Copy out the lines that have "Ainul" in them.

┄┄┄┄┄┄┄┄┄┄

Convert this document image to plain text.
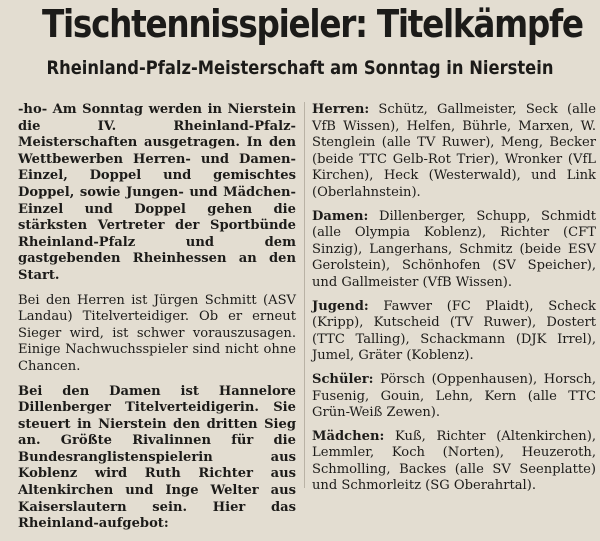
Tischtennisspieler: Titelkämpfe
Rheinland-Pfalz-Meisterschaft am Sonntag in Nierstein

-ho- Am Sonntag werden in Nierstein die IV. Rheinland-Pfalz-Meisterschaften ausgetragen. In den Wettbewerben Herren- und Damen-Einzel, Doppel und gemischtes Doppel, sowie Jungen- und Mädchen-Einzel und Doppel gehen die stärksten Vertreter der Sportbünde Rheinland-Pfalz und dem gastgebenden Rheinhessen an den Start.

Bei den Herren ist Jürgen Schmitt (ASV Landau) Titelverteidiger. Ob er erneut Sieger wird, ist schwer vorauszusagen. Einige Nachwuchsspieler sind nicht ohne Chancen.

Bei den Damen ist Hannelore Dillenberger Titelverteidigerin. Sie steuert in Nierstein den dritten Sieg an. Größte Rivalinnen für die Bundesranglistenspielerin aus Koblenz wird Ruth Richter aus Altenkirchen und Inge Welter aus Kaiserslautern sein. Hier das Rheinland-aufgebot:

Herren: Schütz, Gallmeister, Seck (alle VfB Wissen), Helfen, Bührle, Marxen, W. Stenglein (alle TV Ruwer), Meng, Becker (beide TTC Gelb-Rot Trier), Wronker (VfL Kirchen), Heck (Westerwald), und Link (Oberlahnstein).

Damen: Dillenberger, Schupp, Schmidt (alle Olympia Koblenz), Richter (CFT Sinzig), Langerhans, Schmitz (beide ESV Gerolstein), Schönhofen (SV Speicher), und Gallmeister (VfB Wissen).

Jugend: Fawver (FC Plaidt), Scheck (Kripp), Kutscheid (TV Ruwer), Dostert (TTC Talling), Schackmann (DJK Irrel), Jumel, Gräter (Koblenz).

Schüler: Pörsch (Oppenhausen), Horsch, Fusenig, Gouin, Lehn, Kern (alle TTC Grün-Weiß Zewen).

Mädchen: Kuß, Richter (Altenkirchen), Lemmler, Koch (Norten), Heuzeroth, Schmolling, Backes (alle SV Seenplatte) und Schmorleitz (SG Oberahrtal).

┄┄┄┄┄┄┄┄┄┄

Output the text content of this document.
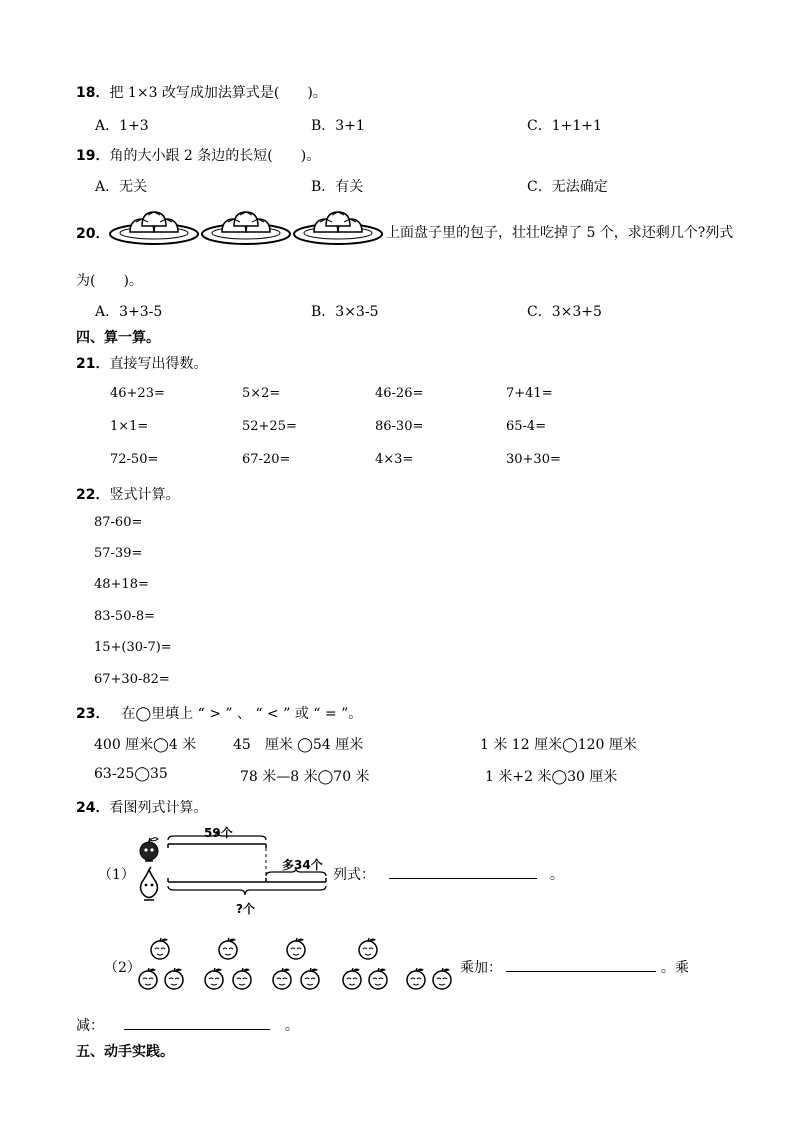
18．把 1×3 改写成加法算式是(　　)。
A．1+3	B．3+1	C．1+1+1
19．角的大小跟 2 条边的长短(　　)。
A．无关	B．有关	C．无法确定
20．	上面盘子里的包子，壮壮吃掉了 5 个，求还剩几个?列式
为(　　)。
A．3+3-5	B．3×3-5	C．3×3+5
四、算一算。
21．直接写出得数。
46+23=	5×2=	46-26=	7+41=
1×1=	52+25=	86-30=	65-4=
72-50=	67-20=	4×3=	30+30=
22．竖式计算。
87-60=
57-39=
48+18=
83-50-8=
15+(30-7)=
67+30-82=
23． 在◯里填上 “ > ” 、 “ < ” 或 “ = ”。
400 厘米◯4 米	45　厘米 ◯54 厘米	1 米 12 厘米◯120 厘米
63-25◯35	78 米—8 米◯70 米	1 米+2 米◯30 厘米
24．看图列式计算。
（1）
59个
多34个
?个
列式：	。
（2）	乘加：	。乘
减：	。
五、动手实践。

┄┄┄┄┄┄┄┄┄┄

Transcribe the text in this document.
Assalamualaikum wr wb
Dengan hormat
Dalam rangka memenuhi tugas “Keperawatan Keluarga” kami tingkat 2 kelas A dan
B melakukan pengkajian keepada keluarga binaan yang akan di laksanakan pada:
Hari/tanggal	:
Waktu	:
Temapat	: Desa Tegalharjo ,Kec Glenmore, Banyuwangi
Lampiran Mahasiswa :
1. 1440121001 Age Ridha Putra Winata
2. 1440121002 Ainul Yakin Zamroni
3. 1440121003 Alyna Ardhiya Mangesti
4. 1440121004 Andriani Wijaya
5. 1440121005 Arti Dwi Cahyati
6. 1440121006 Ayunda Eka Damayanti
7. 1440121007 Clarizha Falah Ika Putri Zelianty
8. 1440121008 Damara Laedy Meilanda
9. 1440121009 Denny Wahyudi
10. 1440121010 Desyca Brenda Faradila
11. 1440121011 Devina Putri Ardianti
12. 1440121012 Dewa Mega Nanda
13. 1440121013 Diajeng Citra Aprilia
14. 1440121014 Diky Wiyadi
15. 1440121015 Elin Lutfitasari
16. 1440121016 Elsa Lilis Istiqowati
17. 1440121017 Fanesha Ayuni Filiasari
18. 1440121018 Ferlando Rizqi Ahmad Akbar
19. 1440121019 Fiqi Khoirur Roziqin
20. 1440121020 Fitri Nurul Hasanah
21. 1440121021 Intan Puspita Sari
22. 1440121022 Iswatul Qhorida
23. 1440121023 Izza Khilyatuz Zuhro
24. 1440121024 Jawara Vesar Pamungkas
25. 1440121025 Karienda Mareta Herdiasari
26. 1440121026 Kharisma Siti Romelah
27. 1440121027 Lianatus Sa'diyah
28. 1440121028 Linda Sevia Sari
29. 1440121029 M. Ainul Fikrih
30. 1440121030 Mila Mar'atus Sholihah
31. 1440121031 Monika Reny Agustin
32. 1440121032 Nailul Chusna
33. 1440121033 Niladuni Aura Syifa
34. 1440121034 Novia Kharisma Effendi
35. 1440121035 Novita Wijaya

┄┄┄┄┄┄┄┄┄┄

◆ CORRECT RESPONSE
2. 1440121002 Ainul Yakin Zamroni
29. 1440121029 M. Ainul Fikrih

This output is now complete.